Excerto para leitura »
********

Maior ligação, até para diminuição de custos, das escolas e academias militares às universidades, institutos ou escolas civis e maior intercâmbio entre elas. Nomeadamente nos contactos humanos, científicos, culturais e desportivos. Exame das possibilidades de frequências cruzadas. De alunos das escolas militares em algumas cadeiras das escolas ou universidades civis e vice-versa.
Outra frente de contacto e aproximação à sociedade civil é a diminuição das atuais e desatualizadas restrições impostas pelo artigo 31, da Lei de Defesa Nacional aos militares. Ainda que de acordo com um plano faseado e testável, para se aferir da sua sustentabilidade, deveria proceder-se à sua alteração a curto prazo.
Na Alemanha e em quase todos os países da OTAN, não existem restrições ou pelo menos restrições tão grandes aos direitos de cidadania, especialmente naqueles que, pela sua maior tradição democrática, nos deveriam servir de exemplo.

********

Dados extraídos »
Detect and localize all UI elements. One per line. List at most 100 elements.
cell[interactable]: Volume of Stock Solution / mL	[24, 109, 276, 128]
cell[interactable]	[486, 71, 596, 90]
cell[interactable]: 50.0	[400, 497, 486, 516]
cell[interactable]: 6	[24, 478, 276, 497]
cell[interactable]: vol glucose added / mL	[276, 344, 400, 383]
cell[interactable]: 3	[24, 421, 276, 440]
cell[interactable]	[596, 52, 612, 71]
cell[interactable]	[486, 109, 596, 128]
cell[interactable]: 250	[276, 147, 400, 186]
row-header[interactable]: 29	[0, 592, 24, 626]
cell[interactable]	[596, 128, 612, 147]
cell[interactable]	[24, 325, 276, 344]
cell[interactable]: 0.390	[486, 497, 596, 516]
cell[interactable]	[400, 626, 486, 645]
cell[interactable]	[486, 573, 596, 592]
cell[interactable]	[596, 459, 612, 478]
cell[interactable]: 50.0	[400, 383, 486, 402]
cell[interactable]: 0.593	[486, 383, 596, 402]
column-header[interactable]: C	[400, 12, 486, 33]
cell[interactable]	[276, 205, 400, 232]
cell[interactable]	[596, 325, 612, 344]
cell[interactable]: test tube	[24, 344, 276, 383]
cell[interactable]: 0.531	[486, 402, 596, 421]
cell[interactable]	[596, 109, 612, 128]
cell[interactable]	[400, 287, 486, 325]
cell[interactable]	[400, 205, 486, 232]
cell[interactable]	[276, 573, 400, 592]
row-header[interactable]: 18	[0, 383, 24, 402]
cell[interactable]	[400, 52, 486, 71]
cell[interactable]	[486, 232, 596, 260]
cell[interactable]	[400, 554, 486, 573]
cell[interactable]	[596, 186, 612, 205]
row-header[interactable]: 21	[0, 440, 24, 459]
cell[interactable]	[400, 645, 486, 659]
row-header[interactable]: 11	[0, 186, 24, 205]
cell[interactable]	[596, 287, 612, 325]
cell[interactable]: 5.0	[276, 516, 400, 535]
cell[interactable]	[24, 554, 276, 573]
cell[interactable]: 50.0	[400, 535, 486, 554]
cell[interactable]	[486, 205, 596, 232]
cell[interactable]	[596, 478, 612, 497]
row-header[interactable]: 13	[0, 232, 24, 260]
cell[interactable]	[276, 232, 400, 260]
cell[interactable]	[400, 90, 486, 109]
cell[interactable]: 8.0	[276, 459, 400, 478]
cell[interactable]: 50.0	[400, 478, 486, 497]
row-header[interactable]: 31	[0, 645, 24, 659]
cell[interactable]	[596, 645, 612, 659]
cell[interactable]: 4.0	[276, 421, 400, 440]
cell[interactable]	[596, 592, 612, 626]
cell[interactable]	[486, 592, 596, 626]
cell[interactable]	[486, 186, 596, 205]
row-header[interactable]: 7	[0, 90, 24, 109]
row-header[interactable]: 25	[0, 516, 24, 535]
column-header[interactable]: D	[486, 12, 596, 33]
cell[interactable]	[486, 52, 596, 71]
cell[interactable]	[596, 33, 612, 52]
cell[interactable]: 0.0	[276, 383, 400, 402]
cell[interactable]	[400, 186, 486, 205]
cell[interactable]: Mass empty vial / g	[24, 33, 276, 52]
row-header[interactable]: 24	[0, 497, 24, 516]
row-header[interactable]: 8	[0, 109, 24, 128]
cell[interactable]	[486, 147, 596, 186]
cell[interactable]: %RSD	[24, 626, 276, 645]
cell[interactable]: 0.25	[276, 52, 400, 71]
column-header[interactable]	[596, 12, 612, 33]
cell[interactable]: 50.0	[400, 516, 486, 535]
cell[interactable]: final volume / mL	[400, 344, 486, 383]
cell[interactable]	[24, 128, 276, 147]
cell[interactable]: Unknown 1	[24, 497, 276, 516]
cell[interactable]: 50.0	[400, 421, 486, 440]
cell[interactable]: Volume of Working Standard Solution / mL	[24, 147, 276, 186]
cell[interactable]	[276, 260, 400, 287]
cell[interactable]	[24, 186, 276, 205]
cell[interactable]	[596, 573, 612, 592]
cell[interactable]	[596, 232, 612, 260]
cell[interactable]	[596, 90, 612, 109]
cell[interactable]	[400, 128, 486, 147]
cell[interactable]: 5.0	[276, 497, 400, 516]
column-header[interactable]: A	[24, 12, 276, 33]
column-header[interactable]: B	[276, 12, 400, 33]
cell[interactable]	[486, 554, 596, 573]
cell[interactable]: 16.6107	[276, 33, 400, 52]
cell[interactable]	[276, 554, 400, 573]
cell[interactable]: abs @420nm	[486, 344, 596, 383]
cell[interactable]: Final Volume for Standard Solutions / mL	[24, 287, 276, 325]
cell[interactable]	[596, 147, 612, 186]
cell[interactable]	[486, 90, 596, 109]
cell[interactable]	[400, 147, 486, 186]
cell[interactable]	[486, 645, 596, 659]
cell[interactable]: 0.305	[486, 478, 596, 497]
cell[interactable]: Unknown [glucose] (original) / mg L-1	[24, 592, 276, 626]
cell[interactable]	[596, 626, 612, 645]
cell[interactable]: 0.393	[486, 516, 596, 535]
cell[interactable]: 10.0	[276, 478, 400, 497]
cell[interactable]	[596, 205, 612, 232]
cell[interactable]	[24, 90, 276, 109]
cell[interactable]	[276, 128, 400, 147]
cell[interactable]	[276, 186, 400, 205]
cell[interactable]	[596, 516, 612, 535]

********

Objetivo declarado »
Com base no excerto para leitura, responda às perguntas:
1. Que tipos de contactos entre escolas militares e civis são nomeados?
2. Que artigo e que lei impõem as restrições aos militares?
3. Que país é expressamente referido como não tendo restrições tão grandes aos direitos de cidadania?
Os registos provêm de uma fonte distinta da do excerto.

Resposta à tarefa »
1. Contactos humanos, científicos, culturais e desportivos.
2. O artigo 31 da Lei de Defesa Nacional.
3. A Alemanha.